Written task: In this exercise, return the whole listing exactly, excluding any images.

Material provided:
--- begin ---
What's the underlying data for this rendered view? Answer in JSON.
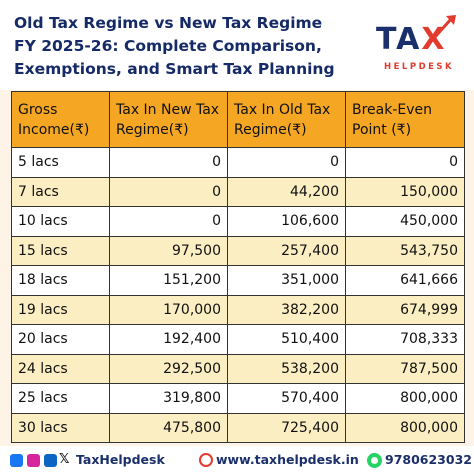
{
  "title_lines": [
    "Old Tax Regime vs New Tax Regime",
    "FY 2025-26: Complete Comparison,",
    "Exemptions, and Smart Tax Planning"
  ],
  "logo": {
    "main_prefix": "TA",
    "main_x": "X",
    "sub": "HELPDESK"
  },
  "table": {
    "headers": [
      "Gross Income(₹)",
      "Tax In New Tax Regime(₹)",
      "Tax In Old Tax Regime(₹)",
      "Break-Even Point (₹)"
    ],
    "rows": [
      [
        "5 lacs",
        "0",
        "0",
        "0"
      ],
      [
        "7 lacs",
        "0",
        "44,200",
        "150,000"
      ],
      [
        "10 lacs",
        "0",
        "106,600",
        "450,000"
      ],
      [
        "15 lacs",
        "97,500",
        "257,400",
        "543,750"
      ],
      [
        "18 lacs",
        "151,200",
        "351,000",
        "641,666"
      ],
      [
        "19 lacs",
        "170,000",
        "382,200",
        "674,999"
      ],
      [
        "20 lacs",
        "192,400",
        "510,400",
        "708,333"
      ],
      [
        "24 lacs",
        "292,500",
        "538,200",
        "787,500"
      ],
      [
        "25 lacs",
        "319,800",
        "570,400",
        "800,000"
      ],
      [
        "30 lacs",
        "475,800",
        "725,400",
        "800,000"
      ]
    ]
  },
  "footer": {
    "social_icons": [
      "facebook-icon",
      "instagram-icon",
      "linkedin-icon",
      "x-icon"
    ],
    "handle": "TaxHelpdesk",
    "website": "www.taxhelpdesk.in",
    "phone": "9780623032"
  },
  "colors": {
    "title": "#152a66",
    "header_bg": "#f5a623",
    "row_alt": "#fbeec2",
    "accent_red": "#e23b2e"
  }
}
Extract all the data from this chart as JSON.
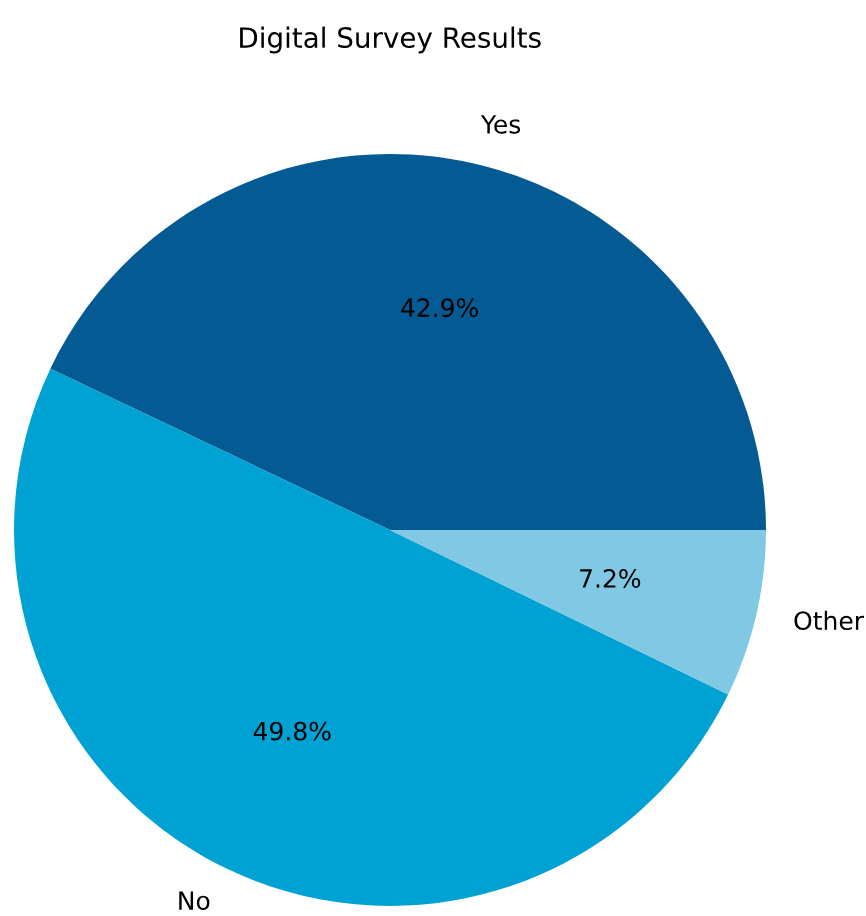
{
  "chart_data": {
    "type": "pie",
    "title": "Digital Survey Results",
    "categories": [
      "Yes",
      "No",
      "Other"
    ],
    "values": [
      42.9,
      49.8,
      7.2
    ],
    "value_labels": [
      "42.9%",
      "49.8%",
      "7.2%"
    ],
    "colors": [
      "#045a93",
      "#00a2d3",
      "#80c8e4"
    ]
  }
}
--- end ---
Full answer:
What's the underlying data for this rendered view? Answer in JSON.
{
  "title_lines": [
    "Old Tax Regime vs New Tax Regime",
    "FY 2025-26: Complete Comparison,",
    "Exemptions, and Smart Tax Planning"
  ],
  "logo": {
    "main_prefix": "TA",
    "main_x": "X",
    "sub": "HELPDESK"
  },
  "table": {
    "headers": [
      "Gross Income(₹)",
      "Tax In New Tax Regime(₹)",
      "Tax In Old Tax Regime(₹)",
      "Break-Even Point (₹)"
    ],
    "rows": [
      [
        "5 lacs",
        "0",
        "0",
        "0"
      ],
      [
        "7 lacs",
        "0",
        "44,200",
        "150,000"
      ],
      [
        "10 lacs",
        "0",
        "106,600",
        "450,000"
      ],
      [
        "15 lacs",
        "97,500",
        "257,400",
        "543,750"
      ],
      [
        "18 lacs",
        "151,200",
        "351,000",
        "641,666"
      ],
      [
        "19 lacs",
        "170,000",
        "382,200",
        "674,999"
      ],
      [
        "20 lacs",
        "192,400",
        "510,400",
        "708,333"
      ],
      [
        "24 lacs",
        "292,500",
        "538,200",
        "787,500"
      ],
      [
        "25 lacs",
        "319,800",
        "570,400",
        "800,000"
      ],
      [
        "30 lacs",
        "475,800",
        "725,400",
        "800,000"
      ]
    ]
  },
  "footer": {
    "social_icons": [
      "facebook-icon",
      "instagram-icon",
      "linkedin-icon",
      "x-icon"
    ],
    "handle": "TaxHelpdesk",
    "website": "www.taxhelpdesk.in",
    "phone": "9780623032"
  },
  "colors": {
    "title": "#152a66",
    "header_bg": "#f5a623",
    "row_alt": "#fbeec2",
    "accent_red": "#e23b2e"
  }
}
Extract all the data from this chart as JSON.
{
  "chart_data": {
    "type": "pie",
    "title": "Digital Survey Results",
    "categories": [
      "Yes",
      "No",
      "Other"
    ],
    "values": [
      42.9,
      49.8,
      7.2
    ],
    "value_labels": [
      "42.9%",
      "49.8%",
      "7.2%"
    ],
    "colors": [
      "#045a93",
      "#00a2d3",
      "#80c8e4"
    ]
  }
}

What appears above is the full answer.